=== TASK GOAL ===
Each line below should be retyped exactly, with no pictures.

=== THE DATA ===
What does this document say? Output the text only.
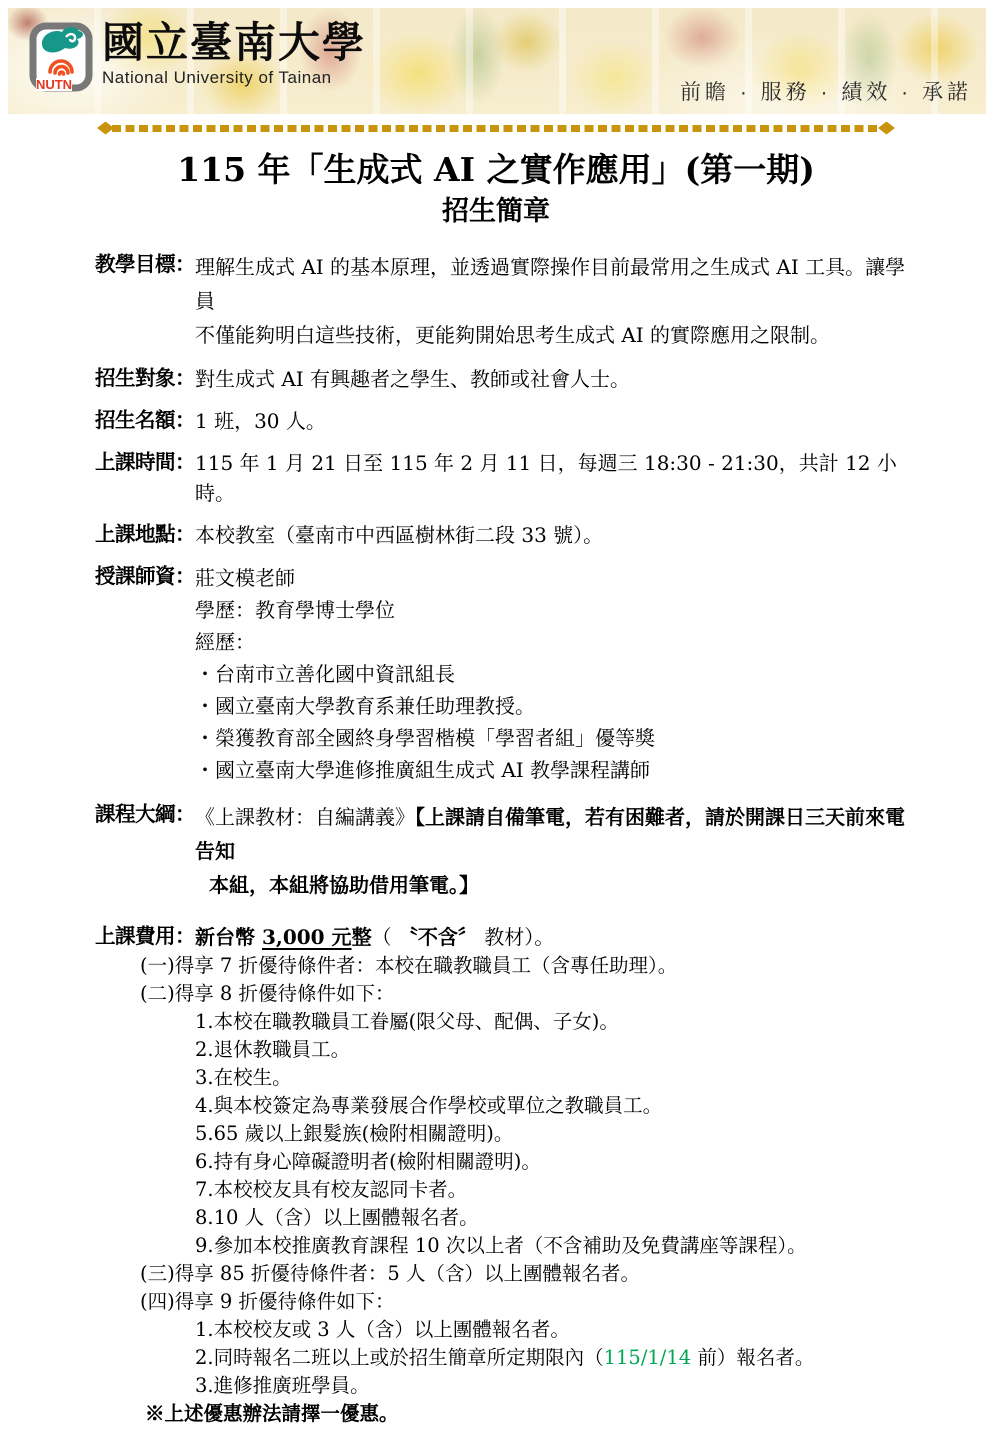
NUTN
國立臺南大學
National University of Tainan
前瞻 · 服務 · 績效 · 承諾
115 年「生成式 AI 之實作應用」(第一期)
招生簡章
教學目標： 理解生成式 AI 的基本原理，並透過實際操作目前最常用之生成式 AI 工具。讓學員
不僅能夠明白這些技術，更能夠開始思考生成式 AI 的實際應用之限制。
招生對象： 對生成式 AI 有興趣者之學生、教師或社會人士。
招生名額： 1 班，30 人。
上課時間： 115 年 1 月 21 日至 115 年 2 月 11 日，每週三 18:30 - 21:30，共計 12 小時。
上課地點： 本校教室（臺南市中西區樹林街二段 33 號）。
授課師資： 莊文模老師
學歷：教育學博士學位
經歷：
・台南市立善化國中資訊組長
・國立臺南大學教育系兼任助理教授。
・榮獲教育部全國終身學習楷模「學習者組」優等獎
・國立臺南大學進修推廣組生成式 AI 教學課程講師
課程大綱： 《上課教材：自編講義》【上課請自備筆電，若有困難者，請於開課日三天前來電告知
本組，本組將協助借用筆電。】
上課費用： 新台幣 3,000 元整（ 〝不含〞 教材）。
(一)得享 7 折優待條件者：本校在職教職員工（含專任助理）。
(二)得享 8 折優待條件如下：
1.本校在職教職員工眷屬(限父母、配偶、子女)。
2.退休教職員工。
3.在校生。
4.與本校簽定為專業發展合作學校或單位之教職員工。
5.65 歲以上銀髮族(檢附相關證明)。
6.持有身心障礙證明者(檢附相關證明)。
7.本校校友具有校友認同卡者。
8.10 人（含）以上團體報名者。
9.參加本校推廣教育課程 10 次以上者（不含補助及免費講座等課程）。
(三)得享 85 折優待條件者：5 人（含）以上團體報名者。
(四)得享 9 折優待條件如下：
1.本校校友或 3 人（含）以上團體報名者。
2.同時報名二班以上或於招生簡章所定期限內（115/1/14 前）報名者。
3.進修推廣班學員。
※上述優惠辦法請擇一優惠。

=== SOLUTION FOR THIS TASK ===
What does this document say? Output the text only.
NUTN
國立臺南大學
National University of Tainan
前瞻 · 服務 · 績效 · 承諾
115 年「生成式 AI 之實作應用」(第一期)
招生簡章
教學目標： 理解生成式 AI 的基本原理，並透過實際操作目前最常用之生成式 AI 工具。讓學員
不僅能夠明白這些技術，更能夠開始思考生成式 AI 的實際應用之限制。
招生對象： 對生成式 AI 有興趣者之學生、教師或社會人士。
招生名額： 1 班，30 人。
上課時間： 115 年 1 月 21 日至 115 年 2 月 11 日，每週三 18:30 - 21:30，共計 12 小時。
上課地點： 本校教室（臺南市中西區樹林街二段 33 號）。
授課師資： 莊文模老師
學歷：教育學博士學位
經歷：
・台南市立善化國中資訊組長
・國立臺南大學教育系兼任助理教授。
・榮獲教育部全國終身學習楷模「學習者組」優等獎
・國立臺南大學進修推廣組生成式 AI 教學課程講師
課程大綱： 《上課教材：自編講義》【上課請自備筆電，若有困難者，請於開課日三天前來電告知
本組，本組將協助借用筆電。】
上課費用： 新台幣 3,000 元整（ 〝不含〞 教材）。
(一)得享 7 折優待條件者：本校在職教職員工（含專任助理）。
(二)得享 8 折優待條件如下：
1.本校在職教職員工眷屬(限父母、配偶、子女)。
2.退休教職員工。
3.在校生。
4.與本校簽定為專業發展合作學校或單位之教職員工。
5.65 歲以上銀髮族(檢附相關證明)。
6.持有身心障礙證明者(檢附相關證明)。
7.本校校友具有校友認同卡者。
8.10 人（含）以上團體報名者。
9.參加本校推廣教育課程 10 次以上者（不含補助及免費講座等課程）。
(三)得享 85 折優待條件者：5 人（含）以上團體報名者。
(四)得享 9 折優待條件如下：
1.本校校友或 3 人（含）以上團體報名者。
2.同時報名二班以上或於招生簡章所定期限內（115/1/14 前）報名者。
3.進修推廣班學員。
※上述優惠辦法請擇一優惠。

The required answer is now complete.